» Your instructions
Wherever a line holds the word "Global", copy that line out.

» Records to use

══════════

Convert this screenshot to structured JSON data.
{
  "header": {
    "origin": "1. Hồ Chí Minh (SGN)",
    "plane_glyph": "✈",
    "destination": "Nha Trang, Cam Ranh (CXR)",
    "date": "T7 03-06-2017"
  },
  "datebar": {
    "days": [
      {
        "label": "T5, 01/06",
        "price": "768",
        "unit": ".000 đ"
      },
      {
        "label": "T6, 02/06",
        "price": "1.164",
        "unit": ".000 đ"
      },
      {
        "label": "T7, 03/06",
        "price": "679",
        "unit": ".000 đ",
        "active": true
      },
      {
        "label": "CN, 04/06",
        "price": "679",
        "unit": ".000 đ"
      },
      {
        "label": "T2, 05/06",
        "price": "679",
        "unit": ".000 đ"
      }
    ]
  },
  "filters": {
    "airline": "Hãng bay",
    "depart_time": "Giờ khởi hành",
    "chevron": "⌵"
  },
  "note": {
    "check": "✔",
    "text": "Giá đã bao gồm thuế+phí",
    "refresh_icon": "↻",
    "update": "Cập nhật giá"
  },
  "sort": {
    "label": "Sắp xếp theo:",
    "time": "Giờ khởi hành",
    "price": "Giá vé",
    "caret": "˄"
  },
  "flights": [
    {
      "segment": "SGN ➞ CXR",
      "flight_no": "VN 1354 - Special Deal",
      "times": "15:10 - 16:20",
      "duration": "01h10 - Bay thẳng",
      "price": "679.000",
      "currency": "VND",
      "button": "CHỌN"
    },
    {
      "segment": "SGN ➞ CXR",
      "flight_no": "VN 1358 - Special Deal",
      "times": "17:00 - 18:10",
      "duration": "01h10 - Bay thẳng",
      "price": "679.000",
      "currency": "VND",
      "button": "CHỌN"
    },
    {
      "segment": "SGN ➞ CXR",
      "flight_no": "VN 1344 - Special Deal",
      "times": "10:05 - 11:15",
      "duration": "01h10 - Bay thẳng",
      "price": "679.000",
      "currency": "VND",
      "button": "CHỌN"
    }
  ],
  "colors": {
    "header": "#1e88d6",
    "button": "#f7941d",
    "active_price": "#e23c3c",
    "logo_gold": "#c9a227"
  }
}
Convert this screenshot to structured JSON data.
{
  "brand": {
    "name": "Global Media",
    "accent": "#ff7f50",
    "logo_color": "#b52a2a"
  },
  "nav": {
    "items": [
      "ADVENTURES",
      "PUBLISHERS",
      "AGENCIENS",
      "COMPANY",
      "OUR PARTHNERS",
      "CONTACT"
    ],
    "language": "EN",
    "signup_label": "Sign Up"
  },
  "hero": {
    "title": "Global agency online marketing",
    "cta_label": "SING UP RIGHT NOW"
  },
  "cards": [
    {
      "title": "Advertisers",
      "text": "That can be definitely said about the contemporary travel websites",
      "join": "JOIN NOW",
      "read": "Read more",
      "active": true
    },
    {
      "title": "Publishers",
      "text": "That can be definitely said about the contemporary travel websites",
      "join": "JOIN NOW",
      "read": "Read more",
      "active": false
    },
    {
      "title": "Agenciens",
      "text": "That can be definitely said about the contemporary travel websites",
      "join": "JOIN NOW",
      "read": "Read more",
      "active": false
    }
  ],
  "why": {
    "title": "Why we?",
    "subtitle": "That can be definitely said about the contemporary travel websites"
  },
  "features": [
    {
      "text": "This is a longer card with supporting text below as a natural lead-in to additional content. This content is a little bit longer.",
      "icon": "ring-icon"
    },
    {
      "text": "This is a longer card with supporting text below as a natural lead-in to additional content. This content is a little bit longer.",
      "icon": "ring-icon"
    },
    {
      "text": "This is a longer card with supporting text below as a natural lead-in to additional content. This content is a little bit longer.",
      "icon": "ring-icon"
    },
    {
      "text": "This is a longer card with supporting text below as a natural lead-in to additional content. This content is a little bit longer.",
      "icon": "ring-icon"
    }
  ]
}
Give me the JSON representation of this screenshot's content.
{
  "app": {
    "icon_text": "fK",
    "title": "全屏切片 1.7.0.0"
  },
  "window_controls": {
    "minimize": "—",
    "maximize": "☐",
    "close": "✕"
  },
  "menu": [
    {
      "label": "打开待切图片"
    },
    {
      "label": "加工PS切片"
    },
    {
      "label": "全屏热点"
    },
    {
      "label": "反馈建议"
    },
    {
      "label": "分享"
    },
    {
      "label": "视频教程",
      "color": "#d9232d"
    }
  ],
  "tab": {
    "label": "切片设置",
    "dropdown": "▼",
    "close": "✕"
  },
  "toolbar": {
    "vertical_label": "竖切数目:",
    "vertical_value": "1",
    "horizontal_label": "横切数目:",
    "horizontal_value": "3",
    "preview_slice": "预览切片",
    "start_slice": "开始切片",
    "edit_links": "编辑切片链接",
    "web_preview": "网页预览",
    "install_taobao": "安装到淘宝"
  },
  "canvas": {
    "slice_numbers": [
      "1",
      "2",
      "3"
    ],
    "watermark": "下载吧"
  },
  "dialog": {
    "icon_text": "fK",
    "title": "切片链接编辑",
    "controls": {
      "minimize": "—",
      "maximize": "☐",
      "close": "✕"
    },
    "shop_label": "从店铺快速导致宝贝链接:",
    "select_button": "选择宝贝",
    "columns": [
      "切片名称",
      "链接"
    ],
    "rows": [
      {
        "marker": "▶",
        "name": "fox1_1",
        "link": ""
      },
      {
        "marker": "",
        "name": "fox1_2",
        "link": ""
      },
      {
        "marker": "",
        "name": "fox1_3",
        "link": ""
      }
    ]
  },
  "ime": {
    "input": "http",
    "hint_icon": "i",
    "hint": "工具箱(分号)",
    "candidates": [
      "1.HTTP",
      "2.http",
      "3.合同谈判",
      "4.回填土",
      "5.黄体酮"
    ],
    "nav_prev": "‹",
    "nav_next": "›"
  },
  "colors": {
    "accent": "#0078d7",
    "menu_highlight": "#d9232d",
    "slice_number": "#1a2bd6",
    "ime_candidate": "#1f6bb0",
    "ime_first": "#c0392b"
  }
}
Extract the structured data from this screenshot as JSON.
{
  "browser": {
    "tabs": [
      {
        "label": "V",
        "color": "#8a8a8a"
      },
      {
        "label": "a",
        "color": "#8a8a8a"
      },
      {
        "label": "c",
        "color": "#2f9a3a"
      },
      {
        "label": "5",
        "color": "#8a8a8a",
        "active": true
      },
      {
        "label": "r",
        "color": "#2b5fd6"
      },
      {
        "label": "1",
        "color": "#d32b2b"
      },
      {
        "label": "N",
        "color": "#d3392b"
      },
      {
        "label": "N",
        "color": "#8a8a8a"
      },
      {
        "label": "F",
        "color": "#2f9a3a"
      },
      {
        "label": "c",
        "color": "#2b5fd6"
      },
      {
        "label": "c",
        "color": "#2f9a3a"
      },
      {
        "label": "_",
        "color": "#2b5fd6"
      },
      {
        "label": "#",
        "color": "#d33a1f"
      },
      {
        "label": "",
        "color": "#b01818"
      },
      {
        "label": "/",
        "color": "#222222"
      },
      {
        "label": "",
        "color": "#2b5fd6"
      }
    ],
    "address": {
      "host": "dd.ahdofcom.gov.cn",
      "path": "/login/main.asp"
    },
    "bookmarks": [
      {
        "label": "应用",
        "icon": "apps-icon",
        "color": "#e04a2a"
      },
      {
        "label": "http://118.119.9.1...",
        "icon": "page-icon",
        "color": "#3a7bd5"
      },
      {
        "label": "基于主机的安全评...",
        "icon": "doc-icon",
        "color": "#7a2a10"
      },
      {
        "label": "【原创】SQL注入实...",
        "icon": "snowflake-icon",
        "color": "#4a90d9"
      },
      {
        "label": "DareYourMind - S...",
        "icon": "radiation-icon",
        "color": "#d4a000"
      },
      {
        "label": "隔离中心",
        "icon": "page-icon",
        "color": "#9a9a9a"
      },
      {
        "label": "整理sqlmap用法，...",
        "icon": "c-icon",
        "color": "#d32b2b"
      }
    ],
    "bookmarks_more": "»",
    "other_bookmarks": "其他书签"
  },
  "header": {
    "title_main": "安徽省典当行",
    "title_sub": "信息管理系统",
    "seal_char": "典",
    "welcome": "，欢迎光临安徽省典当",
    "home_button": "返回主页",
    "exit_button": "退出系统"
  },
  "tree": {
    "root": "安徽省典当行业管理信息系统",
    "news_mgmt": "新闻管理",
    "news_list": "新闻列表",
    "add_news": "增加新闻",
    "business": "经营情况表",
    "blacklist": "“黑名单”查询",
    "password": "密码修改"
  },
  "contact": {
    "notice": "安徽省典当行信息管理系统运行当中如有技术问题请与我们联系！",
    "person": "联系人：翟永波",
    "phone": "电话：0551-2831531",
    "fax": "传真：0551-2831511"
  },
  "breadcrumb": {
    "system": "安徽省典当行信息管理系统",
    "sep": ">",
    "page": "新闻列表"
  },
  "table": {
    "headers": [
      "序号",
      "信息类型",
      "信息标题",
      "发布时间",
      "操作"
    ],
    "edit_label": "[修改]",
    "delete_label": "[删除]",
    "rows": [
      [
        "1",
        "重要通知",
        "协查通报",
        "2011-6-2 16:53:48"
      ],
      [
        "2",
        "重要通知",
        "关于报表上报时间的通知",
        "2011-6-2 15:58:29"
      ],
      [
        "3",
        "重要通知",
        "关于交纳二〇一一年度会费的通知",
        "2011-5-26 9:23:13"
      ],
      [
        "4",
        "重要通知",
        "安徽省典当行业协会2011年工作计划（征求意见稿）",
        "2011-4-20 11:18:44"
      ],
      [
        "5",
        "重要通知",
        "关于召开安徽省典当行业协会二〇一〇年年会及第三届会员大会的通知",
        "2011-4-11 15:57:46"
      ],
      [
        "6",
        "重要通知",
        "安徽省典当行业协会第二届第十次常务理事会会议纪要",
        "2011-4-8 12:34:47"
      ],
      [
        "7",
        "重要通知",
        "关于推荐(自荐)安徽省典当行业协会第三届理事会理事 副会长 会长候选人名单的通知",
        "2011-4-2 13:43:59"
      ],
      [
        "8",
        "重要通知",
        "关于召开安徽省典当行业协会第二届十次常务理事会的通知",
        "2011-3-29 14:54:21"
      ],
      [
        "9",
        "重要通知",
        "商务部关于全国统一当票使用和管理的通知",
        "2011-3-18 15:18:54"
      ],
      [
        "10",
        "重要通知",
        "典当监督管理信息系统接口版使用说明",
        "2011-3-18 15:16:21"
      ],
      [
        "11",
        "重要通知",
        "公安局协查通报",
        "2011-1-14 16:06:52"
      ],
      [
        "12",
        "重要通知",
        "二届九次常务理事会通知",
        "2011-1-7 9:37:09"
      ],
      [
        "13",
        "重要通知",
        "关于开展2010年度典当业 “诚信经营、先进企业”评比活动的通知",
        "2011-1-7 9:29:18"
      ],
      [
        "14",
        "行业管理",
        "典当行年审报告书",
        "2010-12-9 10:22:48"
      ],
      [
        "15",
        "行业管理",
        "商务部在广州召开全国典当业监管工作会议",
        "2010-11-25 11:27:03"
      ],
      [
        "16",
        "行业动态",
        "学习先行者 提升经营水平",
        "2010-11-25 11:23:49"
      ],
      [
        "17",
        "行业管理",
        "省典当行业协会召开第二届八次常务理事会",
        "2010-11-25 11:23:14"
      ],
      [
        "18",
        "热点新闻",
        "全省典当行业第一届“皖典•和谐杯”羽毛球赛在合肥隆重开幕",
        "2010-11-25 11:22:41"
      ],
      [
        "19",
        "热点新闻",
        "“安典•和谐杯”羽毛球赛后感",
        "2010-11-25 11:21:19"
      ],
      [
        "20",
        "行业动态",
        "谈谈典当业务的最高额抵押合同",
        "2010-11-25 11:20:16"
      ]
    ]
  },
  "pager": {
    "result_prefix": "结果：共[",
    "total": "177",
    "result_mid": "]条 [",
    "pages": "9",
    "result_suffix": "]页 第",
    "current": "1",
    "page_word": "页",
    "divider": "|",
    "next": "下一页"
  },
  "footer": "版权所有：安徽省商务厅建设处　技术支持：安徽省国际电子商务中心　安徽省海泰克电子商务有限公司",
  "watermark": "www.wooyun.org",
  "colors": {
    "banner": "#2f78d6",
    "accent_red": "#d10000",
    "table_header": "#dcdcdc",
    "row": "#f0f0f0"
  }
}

══════════

» Reply to the task
    "name": "Global Media",
    "title": "Global agency online marketing",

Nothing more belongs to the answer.